• **Recorded data**
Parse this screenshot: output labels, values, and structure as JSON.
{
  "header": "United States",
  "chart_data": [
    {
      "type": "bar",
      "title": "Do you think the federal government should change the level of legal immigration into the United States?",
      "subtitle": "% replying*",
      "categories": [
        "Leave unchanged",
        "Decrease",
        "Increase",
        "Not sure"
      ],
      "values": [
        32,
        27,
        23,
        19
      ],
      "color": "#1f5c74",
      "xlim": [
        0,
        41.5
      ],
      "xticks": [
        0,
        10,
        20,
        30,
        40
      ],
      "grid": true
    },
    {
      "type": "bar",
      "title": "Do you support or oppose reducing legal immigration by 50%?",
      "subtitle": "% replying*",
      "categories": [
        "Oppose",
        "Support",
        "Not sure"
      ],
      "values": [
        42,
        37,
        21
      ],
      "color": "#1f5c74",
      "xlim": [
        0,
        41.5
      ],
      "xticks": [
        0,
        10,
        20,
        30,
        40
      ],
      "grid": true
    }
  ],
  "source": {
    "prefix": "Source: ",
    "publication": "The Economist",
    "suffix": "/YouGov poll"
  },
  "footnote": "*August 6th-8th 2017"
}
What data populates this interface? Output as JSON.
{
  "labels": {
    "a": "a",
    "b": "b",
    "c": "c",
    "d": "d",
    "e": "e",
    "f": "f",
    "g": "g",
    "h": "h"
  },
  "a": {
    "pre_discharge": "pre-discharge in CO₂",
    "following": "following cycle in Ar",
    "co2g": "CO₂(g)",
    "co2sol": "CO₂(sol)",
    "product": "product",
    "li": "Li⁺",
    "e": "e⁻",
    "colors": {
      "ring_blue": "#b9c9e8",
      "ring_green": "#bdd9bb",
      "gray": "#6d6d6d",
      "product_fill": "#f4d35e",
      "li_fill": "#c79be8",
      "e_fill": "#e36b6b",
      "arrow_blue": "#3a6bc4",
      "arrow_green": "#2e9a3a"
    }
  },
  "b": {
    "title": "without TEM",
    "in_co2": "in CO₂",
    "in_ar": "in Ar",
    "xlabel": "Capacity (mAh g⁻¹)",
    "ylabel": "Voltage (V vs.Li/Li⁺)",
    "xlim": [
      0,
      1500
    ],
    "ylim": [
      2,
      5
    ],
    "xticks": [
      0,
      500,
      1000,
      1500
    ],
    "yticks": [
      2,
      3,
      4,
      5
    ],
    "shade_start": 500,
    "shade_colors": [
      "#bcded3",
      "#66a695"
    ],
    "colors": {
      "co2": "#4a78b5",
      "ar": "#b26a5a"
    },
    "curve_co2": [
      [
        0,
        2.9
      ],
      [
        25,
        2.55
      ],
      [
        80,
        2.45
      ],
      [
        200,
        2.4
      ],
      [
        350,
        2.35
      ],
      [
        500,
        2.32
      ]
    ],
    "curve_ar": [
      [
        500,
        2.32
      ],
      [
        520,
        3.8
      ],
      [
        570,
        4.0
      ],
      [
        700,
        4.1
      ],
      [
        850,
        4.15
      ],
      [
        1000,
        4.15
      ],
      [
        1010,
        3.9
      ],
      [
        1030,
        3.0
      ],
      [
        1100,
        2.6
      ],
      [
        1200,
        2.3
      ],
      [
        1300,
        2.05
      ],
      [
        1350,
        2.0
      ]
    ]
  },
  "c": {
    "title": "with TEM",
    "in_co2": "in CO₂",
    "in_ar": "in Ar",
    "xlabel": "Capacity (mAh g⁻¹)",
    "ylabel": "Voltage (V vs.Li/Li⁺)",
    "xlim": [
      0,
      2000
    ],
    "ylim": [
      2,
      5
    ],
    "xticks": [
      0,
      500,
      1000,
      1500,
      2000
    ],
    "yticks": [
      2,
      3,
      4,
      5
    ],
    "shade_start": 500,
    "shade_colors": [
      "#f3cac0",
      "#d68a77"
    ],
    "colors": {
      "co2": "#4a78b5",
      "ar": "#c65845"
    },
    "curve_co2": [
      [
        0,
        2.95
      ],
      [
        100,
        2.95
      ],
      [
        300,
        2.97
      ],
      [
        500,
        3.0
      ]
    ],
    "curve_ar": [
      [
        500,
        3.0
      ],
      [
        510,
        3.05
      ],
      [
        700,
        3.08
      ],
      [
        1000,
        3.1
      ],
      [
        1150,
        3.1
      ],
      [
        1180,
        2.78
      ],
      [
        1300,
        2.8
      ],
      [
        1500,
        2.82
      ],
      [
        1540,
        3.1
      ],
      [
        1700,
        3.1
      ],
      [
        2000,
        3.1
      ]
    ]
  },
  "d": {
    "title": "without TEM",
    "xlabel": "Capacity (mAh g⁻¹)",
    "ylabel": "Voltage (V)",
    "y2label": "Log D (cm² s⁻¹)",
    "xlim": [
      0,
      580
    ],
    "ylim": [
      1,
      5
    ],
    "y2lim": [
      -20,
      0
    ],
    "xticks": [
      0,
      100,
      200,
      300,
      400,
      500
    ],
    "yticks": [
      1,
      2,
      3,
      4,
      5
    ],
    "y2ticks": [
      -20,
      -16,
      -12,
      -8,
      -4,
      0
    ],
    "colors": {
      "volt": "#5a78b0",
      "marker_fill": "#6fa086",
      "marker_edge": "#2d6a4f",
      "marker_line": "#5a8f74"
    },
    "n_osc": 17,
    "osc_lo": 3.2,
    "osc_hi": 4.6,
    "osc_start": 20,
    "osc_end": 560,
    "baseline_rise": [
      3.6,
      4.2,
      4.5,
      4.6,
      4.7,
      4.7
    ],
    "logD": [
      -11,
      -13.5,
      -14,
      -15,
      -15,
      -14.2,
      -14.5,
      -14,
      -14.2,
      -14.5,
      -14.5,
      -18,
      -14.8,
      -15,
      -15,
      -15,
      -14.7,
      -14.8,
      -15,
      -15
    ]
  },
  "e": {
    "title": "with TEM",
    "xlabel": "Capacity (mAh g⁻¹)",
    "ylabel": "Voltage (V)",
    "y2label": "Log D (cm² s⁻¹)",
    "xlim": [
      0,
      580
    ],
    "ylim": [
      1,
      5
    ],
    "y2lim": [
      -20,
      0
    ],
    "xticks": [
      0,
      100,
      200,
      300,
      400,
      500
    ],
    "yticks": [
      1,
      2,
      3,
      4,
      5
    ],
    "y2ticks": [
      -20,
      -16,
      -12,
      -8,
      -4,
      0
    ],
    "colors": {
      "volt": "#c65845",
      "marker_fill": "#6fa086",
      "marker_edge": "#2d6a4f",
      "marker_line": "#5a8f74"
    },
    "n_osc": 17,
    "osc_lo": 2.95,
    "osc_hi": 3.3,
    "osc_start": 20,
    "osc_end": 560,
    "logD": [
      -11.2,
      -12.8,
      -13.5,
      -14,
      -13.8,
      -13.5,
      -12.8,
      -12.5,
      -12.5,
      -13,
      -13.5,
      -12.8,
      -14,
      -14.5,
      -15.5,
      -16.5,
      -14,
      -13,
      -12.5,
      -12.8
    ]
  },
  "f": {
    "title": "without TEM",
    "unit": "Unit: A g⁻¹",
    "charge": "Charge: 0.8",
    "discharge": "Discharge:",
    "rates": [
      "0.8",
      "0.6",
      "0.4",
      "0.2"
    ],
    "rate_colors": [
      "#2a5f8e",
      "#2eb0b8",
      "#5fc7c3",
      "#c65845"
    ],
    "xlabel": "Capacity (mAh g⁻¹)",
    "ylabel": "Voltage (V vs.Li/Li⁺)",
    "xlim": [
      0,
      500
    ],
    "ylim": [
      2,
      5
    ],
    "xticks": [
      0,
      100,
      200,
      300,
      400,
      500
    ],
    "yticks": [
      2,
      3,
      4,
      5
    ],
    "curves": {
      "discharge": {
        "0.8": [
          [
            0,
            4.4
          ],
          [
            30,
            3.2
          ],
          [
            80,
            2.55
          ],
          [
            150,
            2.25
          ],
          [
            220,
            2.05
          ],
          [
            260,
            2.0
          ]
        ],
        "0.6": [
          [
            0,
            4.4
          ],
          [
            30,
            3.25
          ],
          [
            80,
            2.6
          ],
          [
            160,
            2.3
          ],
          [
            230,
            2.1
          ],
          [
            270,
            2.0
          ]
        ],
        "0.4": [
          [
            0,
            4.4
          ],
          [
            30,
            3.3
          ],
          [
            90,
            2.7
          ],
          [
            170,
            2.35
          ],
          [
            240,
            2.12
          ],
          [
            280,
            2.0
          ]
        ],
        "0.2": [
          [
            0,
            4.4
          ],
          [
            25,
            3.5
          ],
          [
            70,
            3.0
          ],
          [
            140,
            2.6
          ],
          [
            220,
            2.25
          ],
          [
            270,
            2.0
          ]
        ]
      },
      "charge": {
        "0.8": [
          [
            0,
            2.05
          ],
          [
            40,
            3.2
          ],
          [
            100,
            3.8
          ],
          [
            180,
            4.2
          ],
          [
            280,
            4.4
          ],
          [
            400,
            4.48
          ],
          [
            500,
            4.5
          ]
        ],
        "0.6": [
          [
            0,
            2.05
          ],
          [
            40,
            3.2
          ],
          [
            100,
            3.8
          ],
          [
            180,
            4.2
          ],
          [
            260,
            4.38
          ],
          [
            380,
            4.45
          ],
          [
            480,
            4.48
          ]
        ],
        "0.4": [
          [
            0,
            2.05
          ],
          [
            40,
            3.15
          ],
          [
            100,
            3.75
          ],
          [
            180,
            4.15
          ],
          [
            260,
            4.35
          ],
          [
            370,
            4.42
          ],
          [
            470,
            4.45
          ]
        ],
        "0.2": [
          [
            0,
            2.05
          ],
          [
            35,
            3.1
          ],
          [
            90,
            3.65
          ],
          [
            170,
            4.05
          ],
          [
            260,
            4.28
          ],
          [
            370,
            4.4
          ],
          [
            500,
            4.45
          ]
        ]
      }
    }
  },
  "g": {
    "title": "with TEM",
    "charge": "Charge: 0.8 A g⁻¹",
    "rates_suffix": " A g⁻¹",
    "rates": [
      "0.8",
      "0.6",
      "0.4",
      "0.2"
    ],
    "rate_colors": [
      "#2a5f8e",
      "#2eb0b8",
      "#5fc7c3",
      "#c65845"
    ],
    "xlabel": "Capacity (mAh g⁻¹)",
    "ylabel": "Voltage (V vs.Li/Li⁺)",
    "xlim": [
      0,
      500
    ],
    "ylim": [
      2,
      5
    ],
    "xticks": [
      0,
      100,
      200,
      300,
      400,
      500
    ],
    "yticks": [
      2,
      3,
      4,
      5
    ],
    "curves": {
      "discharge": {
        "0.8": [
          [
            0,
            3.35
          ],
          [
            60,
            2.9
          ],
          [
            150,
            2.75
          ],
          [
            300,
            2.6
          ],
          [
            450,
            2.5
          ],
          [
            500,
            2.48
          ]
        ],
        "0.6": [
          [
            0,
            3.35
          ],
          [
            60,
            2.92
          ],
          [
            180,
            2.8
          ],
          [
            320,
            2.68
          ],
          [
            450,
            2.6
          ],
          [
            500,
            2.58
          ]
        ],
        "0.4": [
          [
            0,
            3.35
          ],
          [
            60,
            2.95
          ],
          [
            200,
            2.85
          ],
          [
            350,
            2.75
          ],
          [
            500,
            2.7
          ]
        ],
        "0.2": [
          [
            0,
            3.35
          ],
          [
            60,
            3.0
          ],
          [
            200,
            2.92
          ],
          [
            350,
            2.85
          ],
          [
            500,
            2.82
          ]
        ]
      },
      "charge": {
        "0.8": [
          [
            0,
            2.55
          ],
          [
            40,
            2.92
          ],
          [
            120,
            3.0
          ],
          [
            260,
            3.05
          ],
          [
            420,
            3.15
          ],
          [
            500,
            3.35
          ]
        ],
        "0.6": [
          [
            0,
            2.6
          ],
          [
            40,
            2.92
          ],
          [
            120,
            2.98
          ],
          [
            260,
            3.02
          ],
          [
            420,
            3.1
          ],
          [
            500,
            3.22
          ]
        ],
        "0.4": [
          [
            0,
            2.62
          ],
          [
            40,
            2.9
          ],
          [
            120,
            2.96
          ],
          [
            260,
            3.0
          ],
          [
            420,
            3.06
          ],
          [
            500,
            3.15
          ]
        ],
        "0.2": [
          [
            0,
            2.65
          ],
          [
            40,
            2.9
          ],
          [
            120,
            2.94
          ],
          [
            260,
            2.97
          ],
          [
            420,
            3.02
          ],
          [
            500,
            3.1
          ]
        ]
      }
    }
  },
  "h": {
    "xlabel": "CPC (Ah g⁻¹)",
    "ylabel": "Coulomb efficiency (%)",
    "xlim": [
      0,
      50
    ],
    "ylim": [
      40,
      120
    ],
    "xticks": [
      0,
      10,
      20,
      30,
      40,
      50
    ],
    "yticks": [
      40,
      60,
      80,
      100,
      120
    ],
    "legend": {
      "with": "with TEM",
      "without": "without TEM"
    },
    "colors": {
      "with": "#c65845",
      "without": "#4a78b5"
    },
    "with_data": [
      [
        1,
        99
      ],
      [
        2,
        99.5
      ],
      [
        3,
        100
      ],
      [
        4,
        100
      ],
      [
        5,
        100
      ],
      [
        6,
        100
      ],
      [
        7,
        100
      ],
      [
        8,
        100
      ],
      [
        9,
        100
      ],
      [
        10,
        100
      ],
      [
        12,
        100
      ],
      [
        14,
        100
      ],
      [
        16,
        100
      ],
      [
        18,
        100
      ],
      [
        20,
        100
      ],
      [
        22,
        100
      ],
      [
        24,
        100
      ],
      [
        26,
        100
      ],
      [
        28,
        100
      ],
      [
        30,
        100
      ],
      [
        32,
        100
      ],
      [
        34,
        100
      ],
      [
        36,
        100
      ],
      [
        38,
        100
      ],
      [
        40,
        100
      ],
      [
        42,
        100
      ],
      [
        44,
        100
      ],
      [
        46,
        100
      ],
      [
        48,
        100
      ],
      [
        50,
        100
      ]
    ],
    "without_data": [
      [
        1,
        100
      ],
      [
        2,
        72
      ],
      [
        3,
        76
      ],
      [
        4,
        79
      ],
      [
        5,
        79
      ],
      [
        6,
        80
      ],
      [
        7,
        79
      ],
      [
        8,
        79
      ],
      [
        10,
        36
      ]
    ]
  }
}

• **What is required**
Show each line of the data that contains the string "immigration".

• **Solution to the exercise**
      "title": "Do you think the federal government should change the level of legal immigration into the United States?",
      "title": "Do you support or oppose reducing legal immigration by 50%?",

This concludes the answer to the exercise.